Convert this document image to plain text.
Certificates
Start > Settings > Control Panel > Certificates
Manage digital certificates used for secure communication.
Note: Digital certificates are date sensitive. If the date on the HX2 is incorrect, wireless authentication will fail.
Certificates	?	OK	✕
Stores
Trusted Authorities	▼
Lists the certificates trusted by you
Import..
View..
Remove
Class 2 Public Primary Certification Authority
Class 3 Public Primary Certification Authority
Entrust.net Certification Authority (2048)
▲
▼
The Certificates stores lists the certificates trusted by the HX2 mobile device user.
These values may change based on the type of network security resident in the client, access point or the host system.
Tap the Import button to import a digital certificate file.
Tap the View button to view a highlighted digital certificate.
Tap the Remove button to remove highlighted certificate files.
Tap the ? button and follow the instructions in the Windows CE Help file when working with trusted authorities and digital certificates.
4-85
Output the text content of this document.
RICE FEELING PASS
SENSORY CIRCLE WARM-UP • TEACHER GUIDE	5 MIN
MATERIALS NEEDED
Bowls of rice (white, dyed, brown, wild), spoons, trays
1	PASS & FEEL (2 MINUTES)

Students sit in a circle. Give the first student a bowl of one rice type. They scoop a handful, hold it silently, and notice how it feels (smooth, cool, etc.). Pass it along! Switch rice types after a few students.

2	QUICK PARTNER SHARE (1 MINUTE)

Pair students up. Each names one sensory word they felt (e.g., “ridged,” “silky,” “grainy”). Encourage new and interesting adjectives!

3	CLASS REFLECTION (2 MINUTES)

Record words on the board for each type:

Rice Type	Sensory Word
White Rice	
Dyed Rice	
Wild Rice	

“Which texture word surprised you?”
● ● ●
Task statement: Only the lines from the one containing "Output the text content of this document." through the end of the material should be reproduced, exactly, with both ends included.

Written answer:
Output the text content of this document.
RICE FEELING PASS
SENSORY CIRCLE WARM-UP • TEACHER GUIDE	5 MIN
MATERIALS NEEDED
Bowls of rice (white, dyed, brown, wild), spoons, trays
1	PASS & FEEL (2 MINUTES)

Students sit in a circle. Give the first student a bowl of one rice type. They scoop a handful, hold it silently, and notice how it feels (smooth, cool, etc.). Pass it along! Switch rice types after a few students.

2	QUICK PARTNER SHARE (1 MINUTE)

Pair students up. Each names one sensory word they felt (e.g., “ridged,” “silky,” “grainy”). Encourage new and interesting adjectives!

3	CLASS REFLECTION (2 MINUTES)

Record words on the board for each type:

Rice Type	Sensory Word
White Rice	
Dyed Rice	
Wild Rice	

“Which texture word surprised you?”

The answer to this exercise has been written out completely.